Haute Route Dolomites race report

After riding several gran fondos this year, the Haute Route Dolomites was planned as the main course of the season. Years ago I had heard of this stage race held in the highest mountains of Europe. The 5-day event through the Italian Alps and Dolomites appealed to me the most given the beautiful surroundings with epic climbs like the Stelvio and the Gavia. This edition at the end of August, beginning of September also fits best in the family program. That it would be this beautiful I had not dared dreaming beforehand...

In the footsteps of Icarus

I knew the Haute Route from the Netflix documentary Icarus (must see!) but also from several gran fondo top riders who had ridden it before and were very enthusiastic. At the beginning of this year, I had never ridden a stage race with an overall classification. I have prepared myself together with my training partner Rutger for this by riding a 3-day race in Switzerland, the Engadin Radmaraton. That went very well (1st place in the Master category) but was in terms of elevation and distance a bit less than any Haute Route stage. As a Dutchman at sea level there is nothing else but to train a lot on the Tacx. I use the FulGaz app for this. I have been able to explore various Haute Route climbs (such as the Stelvio, the Gavia, Falzarego and also the final climb of the Tre Cime de Lavaredo) in 4k image quality.

Amacx sportvoeding

Perfect organization

The full-service concept of Haute Route did appeal to me. They take everything off your hands so you can focus on racing. The transport of luggage between the starting points, massages, food, briefings, mechanics and so on is taken care of. It is the closest thing to riding a week in a grand tour like the Tour or Giro, including the same hotels and routes. The start was in isolated Bormio at 1,225 meters, which is not easy to reach. It easily takes 12 hours because you have to cross a number of passes. Upon arrival, we report to the Haute Route village where all facilities come together. The registration goes smoothly and you can see that they can easily handle the approximately 360 participants. You will receive here, among other things, your race bag, travel bag and finish bag. There will also be a (mandatory) rider's briefing.

**Objectives**
• 1. Repeat the part of the Haute Route Dolomites race report starting at "I knew the Haute" and ending at "4k image quality.".
• 2. Summarize the Haute Route Dolomites race report in two sentences.
• 3. Carry the Haute Route Dolomites race report on from its last sentence.

(Image element box records)
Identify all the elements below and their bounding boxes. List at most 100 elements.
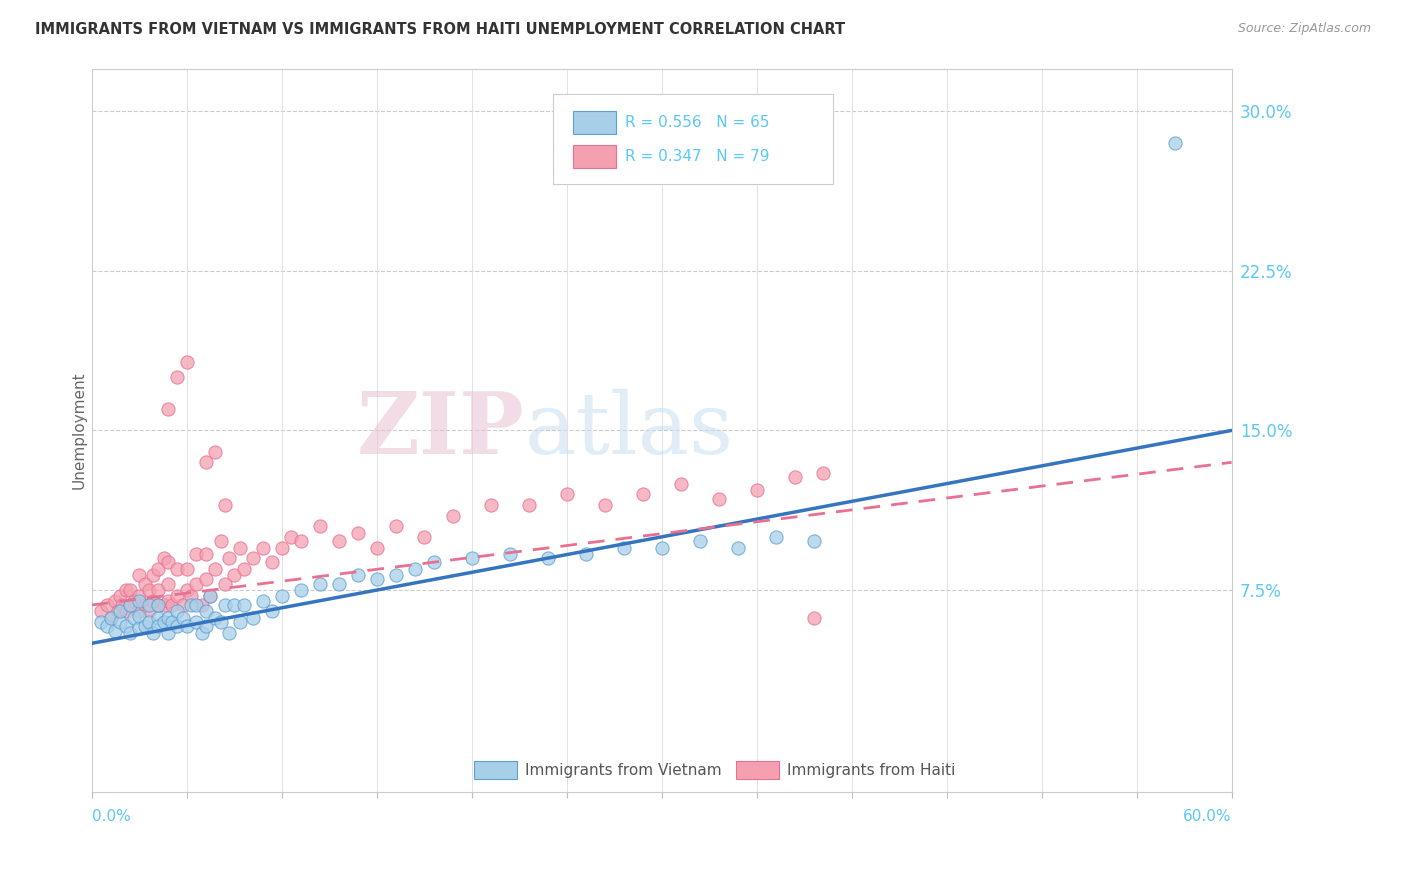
Point — [96, 598, 118, 612]
Point — [128, 593, 150, 607]
Point — [198, 590, 221, 604]
Point — [118, 583, 141, 598]
Point — [134, 619, 156, 633]
Bar — [572, 111, 616, 134]
Point — [166, 370, 188, 384]
Point — [461, 551, 484, 566]
Point — [142, 625, 165, 640]
Point — [148, 619, 170, 633]
FancyBboxPatch shape — [554, 94, 832, 185]
Point — [186, 576, 208, 591]
Point — [138, 615, 160, 629]
Point — [166, 604, 188, 618]
Point — [176, 583, 198, 598]
Point — [122, 593, 145, 607]
Point — [128, 621, 150, 635]
Point — [280, 530, 302, 544]
Point — [765, 530, 787, 544]
Point — [191, 625, 214, 640]
Text: Immigrants from Haiti: Immigrants from Haiti — [787, 763, 956, 778]
Point — [138, 583, 160, 598]
Point — [128, 604, 150, 618]
Point — [142, 568, 165, 582]
Point — [198, 590, 221, 604]
Point — [111, 598, 134, 612]
Point — [229, 541, 252, 555]
Text: Source: ZipAtlas.com: Source: ZipAtlas.com — [1237, 22, 1371, 36]
Point — [270, 541, 292, 555]
Point — [104, 593, 127, 607]
Point — [115, 583, 138, 598]
Point — [107, 604, 129, 618]
Point — [118, 625, 141, 640]
Point — [100, 611, 122, 625]
Point — [156, 576, 179, 591]
Point — [308, 576, 330, 591]
Point — [209, 615, 232, 629]
Point — [180, 598, 202, 612]
Point — [404, 562, 426, 576]
Point — [172, 598, 194, 612]
Point — [224, 598, 246, 612]
Point — [166, 590, 188, 604]
Point — [194, 573, 217, 587]
Bar — [474, 761, 517, 780]
Point — [153, 551, 176, 566]
Point — [134, 576, 156, 591]
Point — [575, 547, 598, 561]
Text: Immigrants from Vietnam: Immigrants from Vietnam — [524, 763, 721, 778]
Point — [262, 604, 284, 618]
Point — [160, 615, 183, 629]
Point — [186, 598, 208, 612]
Point — [413, 530, 436, 544]
Point — [148, 598, 170, 612]
Point — [745, 483, 768, 497]
Point — [232, 562, 254, 576]
Point — [110, 604, 132, 618]
Point — [186, 547, 208, 561]
Point — [104, 624, 127, 638]
Point — [128, 568, 150, 582]
Point — [156, 402, 179, 417]
Point — [176, 619, 198, 633]
Point — [90, 604, 112, 618]
Point — [138, 604, 160, 618]
Y-axis label: Unemployment: Unemployment — [72, 372, 86, 489]
Point — [128, 608, 150, 623]
Point — [242, 551, 264, 566]
Point — [783, 470, 806, 484]
Point — [191, 598, 214, 612]
Point — [479, 498, 502, 512]
Point — [803, 611, 825, 625]
Point — [232, 598, 254, 612]
Point — [118, 598, 141, 612]
Point — [100, 611, 122, 625]
Text: 60.0%: 60.0% — [1182, 809, 1232, 824]
Point — [204, 562, 226, 576]
Point — [613, 541, 636, 555]
Point — [172, 611, 194, 625]
Point — [707, 491, 730, 506]
Text: R = 0.556   N = 65: R = 0.556 N = 65 — [626, 114, 769, 129]
Point — [138, 598, 160, 612]
Point — [290, 583, 312, 598]
Point — [669, 476, 692, 491]
Point — [517, 498, 540, 512]
Point — [115, 604, 138, 618]
Point — [180, 590, 202, 604]
Point — [384, 568, 406, 582]
Point — [651, 541, 673, 555]
Point — [96, 619, 118, 633]
Point — [631, 487, 654, 501]
Point — [186, 615, 208, 629]
Point — [270, 590, 292, 604]
Point — [224, 568, 246, 582]
Point — [148, 611, 170, 625]
Point — [194, 455, 217, 469]
Point — [148, 583, 170, 598]
Point — [422, 556, 444, 570]
Point — [593, 498, 616, 512]
Point — [1163, 136, 1185, 150]
Point — [176, 562, 198, 576]
Point — [346, 568, 368, 582]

**Responses by task**
• 1.
I knew the Haute Route from the Netflix documentary Icarus (must see!) but also from several gran fondo top riders who had ridden it before and were very enthusiastic. At the beginning of this year, I had never ridden a stage race with an overall classification. I have prepared myself together with my training partner Rutger for this by riding a 3-day race in Switzerland, the Engadin Radmaraton. That went very well (1st place in the Master category) but was in terms of elevation and distance a bit less than any Haute Route stage. As a Dutchman at sea level there is nothing else but to train a lot on the Tacx. I use the FulGaz app for this. I have been able to explore various Haute Route climbs (such as the Stelvio, the Gavia, Falzarego and also the final climb of the Tre Cime de Lavaredo) in 4k image quality.

• 2. The writer made the five-day Haute Route Dolomites, with climbs like the Stelvio and the Gavia, the main event of the season, and prepared for it with a 3-day race in Switzerland and indoor training on route climbs using the FulGaz app. The event's full-service organization handles luggage, massages, food, briefings and mechanics, and registration in Bormio went smoothly for the roughly 360 participants, with a mandatory rider's briefing.

• 3.
Photo: excitement at the start.

Stage 1: Stelvio from two sides (105 km / 3261m+)

The alarm at 05h20 because the start is at 07.30 and you want to have eaten well. Breakfast in all the hotels is arranged for the participants from 05h30. That coffee tastes good here! We look around us in the breakfast room and we see some fast men, we think. That will be something today! Do I have to change my goal, top 10 overall and podium in the 40+ category?

Today we're going up the Stelvio twice after a neutralized start. The legs feel good and I can feel the tension. The plan was to stay in front from the start. The start goes well, the first kilometers I'm riding directly in front on the first kilometers of the Stelvio towards the Umbrailpass. The peloton thins out slowly the longer the climb takes. The wattage slowly increases towards 350 watts and I bite into the wheel of the person in front of me. When I've kept this up for about 20 minutes I look around and see that there is no one behind me anymore and only an Italian (Piero) and a Spaniard (Marco) are still in front of me. I know that the pace of the two gentlemen (very slim and small in stature, in their 20s and 30s, different category) is too high for the whole climb. So I let them walk slowly and start running my own pace.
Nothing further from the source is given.